▶ Directions:
Each record must be retyped in full. No character may differ.

▶ Data listing:
-*-*-

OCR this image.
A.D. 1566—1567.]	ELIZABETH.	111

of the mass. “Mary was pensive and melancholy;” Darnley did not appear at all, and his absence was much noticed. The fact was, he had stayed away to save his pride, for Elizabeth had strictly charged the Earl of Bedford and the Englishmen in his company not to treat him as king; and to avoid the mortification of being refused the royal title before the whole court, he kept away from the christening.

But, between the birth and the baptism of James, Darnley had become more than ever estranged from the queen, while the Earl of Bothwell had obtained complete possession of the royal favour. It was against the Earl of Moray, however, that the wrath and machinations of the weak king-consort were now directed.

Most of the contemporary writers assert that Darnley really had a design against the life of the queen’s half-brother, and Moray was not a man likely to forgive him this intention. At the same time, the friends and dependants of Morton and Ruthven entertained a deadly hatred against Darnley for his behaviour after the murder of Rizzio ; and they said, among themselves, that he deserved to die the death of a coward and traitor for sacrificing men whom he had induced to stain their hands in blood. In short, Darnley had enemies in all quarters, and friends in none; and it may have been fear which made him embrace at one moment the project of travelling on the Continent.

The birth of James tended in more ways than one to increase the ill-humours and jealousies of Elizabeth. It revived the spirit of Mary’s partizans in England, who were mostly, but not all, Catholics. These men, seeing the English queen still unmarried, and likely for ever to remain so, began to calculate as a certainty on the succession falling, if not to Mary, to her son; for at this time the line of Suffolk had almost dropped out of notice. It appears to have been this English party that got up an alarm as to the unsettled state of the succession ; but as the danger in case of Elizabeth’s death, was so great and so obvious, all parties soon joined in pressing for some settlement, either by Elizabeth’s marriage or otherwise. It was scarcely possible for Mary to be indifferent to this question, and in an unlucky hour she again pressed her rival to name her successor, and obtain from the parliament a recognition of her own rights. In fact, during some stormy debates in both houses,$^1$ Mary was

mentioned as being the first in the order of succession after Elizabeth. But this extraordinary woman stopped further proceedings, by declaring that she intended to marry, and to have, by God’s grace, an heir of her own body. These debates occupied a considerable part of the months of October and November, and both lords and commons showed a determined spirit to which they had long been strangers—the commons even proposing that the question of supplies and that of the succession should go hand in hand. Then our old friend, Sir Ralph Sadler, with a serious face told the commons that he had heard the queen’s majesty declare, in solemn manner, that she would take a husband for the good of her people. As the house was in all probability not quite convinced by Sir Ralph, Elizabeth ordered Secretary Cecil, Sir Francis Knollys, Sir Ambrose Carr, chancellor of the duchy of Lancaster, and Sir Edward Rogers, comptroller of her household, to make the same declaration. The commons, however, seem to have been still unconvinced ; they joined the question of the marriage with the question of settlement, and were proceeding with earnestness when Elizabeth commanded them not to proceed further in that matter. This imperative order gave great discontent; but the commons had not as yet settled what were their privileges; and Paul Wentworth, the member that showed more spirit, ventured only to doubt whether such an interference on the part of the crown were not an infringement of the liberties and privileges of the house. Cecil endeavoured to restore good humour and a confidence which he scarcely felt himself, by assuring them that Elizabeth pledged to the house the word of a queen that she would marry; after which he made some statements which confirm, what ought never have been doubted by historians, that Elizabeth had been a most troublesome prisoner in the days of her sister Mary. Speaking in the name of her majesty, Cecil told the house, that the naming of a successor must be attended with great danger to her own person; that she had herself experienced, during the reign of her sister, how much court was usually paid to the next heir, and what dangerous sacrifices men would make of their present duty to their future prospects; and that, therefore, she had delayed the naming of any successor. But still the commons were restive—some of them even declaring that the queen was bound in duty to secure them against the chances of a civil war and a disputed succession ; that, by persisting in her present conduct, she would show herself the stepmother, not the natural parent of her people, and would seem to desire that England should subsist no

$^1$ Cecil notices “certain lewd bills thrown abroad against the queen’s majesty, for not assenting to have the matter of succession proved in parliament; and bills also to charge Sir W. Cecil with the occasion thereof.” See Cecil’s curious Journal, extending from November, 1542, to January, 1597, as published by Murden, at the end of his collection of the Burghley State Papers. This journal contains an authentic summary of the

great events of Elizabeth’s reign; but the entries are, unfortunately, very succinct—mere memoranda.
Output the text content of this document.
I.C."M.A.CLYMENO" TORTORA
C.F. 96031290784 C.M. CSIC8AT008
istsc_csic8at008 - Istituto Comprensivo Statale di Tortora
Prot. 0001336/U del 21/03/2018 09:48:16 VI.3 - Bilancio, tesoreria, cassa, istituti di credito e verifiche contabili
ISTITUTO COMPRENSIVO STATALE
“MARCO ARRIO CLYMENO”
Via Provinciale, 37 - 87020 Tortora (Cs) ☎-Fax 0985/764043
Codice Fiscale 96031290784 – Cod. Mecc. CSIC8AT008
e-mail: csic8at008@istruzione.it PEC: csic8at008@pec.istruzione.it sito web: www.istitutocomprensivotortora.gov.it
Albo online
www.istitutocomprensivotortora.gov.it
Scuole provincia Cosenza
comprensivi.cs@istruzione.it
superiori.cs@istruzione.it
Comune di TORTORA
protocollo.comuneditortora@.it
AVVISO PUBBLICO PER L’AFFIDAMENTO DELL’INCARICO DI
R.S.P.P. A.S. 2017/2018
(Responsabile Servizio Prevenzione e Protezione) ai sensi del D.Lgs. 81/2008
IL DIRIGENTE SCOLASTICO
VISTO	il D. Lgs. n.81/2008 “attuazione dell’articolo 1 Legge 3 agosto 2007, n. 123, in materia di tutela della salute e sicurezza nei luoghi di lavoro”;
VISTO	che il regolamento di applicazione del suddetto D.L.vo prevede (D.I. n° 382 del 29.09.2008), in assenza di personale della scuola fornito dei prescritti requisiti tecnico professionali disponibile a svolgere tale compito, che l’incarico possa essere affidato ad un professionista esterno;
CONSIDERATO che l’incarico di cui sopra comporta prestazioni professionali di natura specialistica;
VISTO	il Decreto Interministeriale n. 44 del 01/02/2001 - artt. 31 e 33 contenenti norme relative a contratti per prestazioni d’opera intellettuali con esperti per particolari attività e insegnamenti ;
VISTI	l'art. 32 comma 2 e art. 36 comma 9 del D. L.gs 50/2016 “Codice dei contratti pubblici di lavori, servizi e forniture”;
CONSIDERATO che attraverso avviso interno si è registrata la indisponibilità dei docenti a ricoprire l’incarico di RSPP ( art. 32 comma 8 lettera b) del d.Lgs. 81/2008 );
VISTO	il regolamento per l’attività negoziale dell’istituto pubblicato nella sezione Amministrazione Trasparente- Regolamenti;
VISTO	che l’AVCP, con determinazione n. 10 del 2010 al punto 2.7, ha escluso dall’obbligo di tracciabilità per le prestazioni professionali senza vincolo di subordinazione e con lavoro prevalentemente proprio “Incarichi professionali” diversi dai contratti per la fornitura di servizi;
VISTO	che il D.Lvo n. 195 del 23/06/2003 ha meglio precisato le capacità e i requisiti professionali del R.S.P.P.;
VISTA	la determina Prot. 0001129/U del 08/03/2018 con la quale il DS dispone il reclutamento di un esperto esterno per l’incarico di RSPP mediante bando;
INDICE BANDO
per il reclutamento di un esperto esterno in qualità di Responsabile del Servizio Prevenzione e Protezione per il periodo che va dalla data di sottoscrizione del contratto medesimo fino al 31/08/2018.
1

-*-*-

▶ Answer to the exercise:
OCR this image.
A.D. 1566—1567.]	ELIZABETH.	111

of the mass. “Mary was pensive and melancholy;” Darnley did not appear at all, and his absence was much noticed. The fact was, he had stayed away to save his pride, for Elizabeth had strictly charged the Earl of Bedford and the Englishmen in his company not to treat him as king; and to avoid the mortification of being refused the royal title before the whole court, he kept away from the christening.

But, between the birth and the baptism of James, Darnley had become more than ever estranged from the queen, while the Earl of Bothwell had obtained complete possession of the royal favour. It was against the Earl of Moray, however, that the wrath and machinations of the weak king-consort were now directed.

Most of the contemporary writers assert that Darnley really had a design against the life of the queen’s half-brother, and Moray was not a man likely to forgive him this intention. At the same time, the friends and dependants of Morton and Ruthven entertained a deadly hatred against Darnley for his behaviour after the murder of Rizzio ; and they said, among themselves, that he deserved to die the death of a coward and traitor for sacrificing men whom he had induced to stain their hands in blood. In short, Darnley had enemies in all quarters, and friends in none; and it may have been fear which made him embrace at one moment the project of travelling on the Continent.

The birth of James tended in more ways than one to increase the ill-humours and jealousies of Elizabeth. It revived the spirit of Mary’s partizans in England, who were mostly, but not all, Catholics. These men, seeing the English queen still unmarried, and likely for ever to remain so, began to calculate as a certainty on the succession falling, if not to Mary, to her son; for at this time the line of Suffolk had almost dropped out of notice. It appears to have been this English party that got up an alarm as to the unsettled state of the succession ; but as the danger in case of Elizabeth’s death, was so great and so obvious, all parties soon joined in pressing for some settlement, either by Elizabeth’s marriage or otherwise. It was scarcely possible for Mary to be indifferent to this question, and in an unlucky hour she again pressed her rival to name her successor, and obtain from the parliament a recognition of her own rights. In fact, during some stormy debates in both houses,$^1$ Mary was

mentioned as being the first in the order of succession after Elizabeth. But this extraordinary woman stopped further proceedings, by declaring that she intended to marry, and to have, by God’s grace, an heir of her own body. These debates occupied a considerable part of the months of October and November, and both lords and commons showed a determined spirit to which they had long been strangers—the commons even proposing that the question of supplies and that of the succession should go hand in hand. Then our old friend, Sir Ralph Sadler, with a serious face told the commons that he had heard the queen’s majesty declare, in solemn manner, that she would take a husband for the good of her people. As the house was in all probability not quite convinced by Sir Ralph, Elizabeth ordered Secretary Cecil, Sir Francis Knollys, Sir Ambrose Carr, chancellor of the duchy of Lancaster, and Sir Edward Rogers, comptroller of her household, to make the same declaration. The commons, however, seem to have been still unconvinced ; they joined the question of the marriage with the question of settlement, and were proceeding with earnestness when Elizabeth commanded them not to proceed further in that matter. This imperative order gave great discontent; but the commons had not as yet settled what were their privileges; and Paul Wentworth, the member that showed more spirit, ventured only to doubt whether such an interference on the part of the crown were not an infringement of the liberties and privileges of the house. Cecil endeavoured to restore good humour and a confidence which he scarcely felt himself, by assuring them that Elizabeth pledged to the house the word of a queen that she would marry; after which he made some statements which confirm, what ought never have been doubted by historians, that Elizabeth had been a most troublesome prisoner in the days of her sister Mary. Speaking in the name of her majesty, Cecil told the house, that the naming of a successor must be attended with great danger to her own person; that she had herself experienced, during the reign of her sister, how much court was usually paid to the next heir, and what dangerous sacrifices men would make of their present duty to their future prospects; and that, therefore, she had delayed the naming of any successor. But still the commons were restive—some of them even declaring that the queen was bound in duty to secure them against the chances of a civil war and a disputed succession ; that, by persisting in her present conduct, she would show herself the stepmother, not the natural parent of her people, and would seem to desire that England should subsist no

$^1$ Cecil notices “certain lewd bills thrown abroad against the queen’s majesty, for not assenting to have the matter of succession proved in parliament; and bills also to charge Sir W. Cecil with the occasion thereof.” See Cecil’s curious Journal, extending from November, 1542, to January, 1597, as published by Murden, at the end of his collection of the Burghley State Papers. This journal contains an authentic summary of the

great events of Elizabeth’s reign; but the entries are, unfortunately, very succinct—mere memoranda.
Output the text content of this document.
I.C."M.A.CLYMENO" TORTORA
C.F. 96031290784 C.M. CSIC8AT008
istsc_csic8at008 - Istituto Comprensivo Statale di Tortora
Prot. 0001336/U del 21/03/2018 09:48:16 VI.3 - Bilancio, tesoreria, cassa, istituti di credito e verifiche contabili
ISTITUTO COMPRENSIVO STATALE
“MARCO ARRIO CLYMENO”
Via Provinciale, 37 - 87020 Tortora (Cs) ☎-Fax 0985/764043
Codice Fiscale 96031290784 – Cod. Mecc. CSIC8AT008
e-mail: csic8at008@istruzione.it PEC: csic8at008@pec.istruzione.it sito web: www.istitutocomprensivotortora.gov.it
Albo online
www.istitutocomprensivotortora.gov.it
Scuole provincia Cosenza
comprensivi.cs@istruzione.it
superiori.cs@istruzione.it
Comune di TORTORA
protocollo.comuneditortora@.it
AVVISO PUBBLICO PER L’AFFIDAMENTO DELL’INCARICO DI
R.S.P.P. A.S. 2017/2018
(Responsabile Servizio Prevenzione e Protezione) ai sensi del D.Lgs. 81/2008
IL DIRIGENTE SCOLASTICO
VISTO	il D. Lgs. n.81/2008 “attuazione dell’articolo 1 Legge 3 agosto 2007, n. 123, in materia di tutela della salute e sicurezza nei luoghi di lavoro”;
VISTO	che il regolamento di applicazione del suddetto D.L.vo prevede (D.I. n° 382 del 29.09.2008), in assenza di personale della scuola fornito dei prescritti requisiti tecnico professionali disponibile a svolgere tale compito, che l’incarico possa essere affidato ad un professionista esterno;
CONSIDERATO che l’incarico di cui sopra comporta prestazioni professionali di natura specialistica;
VISTO	il Decreto Interministeriale n. 44 del 01/02/2001 - artt. 31 e 33 contenenti norme relative a contratti per prestazioni d’opera intellettuali con esperti per particolari attività e insegnamenti ;
VISTI	l'art. 32 comma 2 e art. 36 comma 9 del D. L.gs 50/2016 “Codice dei contratti pubblici di lavori, servizi e forniture”;
CONSIDERATO che attraverso avviso interno si è registrata la indisponibilità dei docenti a ricoprire l’incarico di RSPP ( art. 32 comma 8 lettera b) del d.Lgs. 81/2008 );
VISTO	il regolamento per l’attività negoziale dell’istituto pubblicato nella sezione Amministrazione Trasparente- Regolamenti;
VISTO	che l’AVCP, con determinazione n. 10 del 2010 al punto 2.7, ha escluso dall’obbligo di tracciabilità per le prestazioni professionali senza vincolo di subordinazione e con lavoro prevalentemente proprio “Incarichi professionali” diversi dai contratti per la fornitura di servizi;
VISTO	che il D.Lvo n. 195 del 23/06/2003 ha meglio precisato le capacità e i requisiti professionali del R.S.P.P.;
VISTA	la determina Prot. 0001129/U del 08/03/2018 con la quale il DS dispone il reclutamento di un esperto esterno per l’incarico di RSPP mediante bando;
INDICE BANDO
per il reclutamento di un esperto esterno in qualità di Responsabile del Servizio Prevenzione e Protezione per il periodo che va dalla data di sottoscrizione del contratto medesimo fino al 31/08/2018.
1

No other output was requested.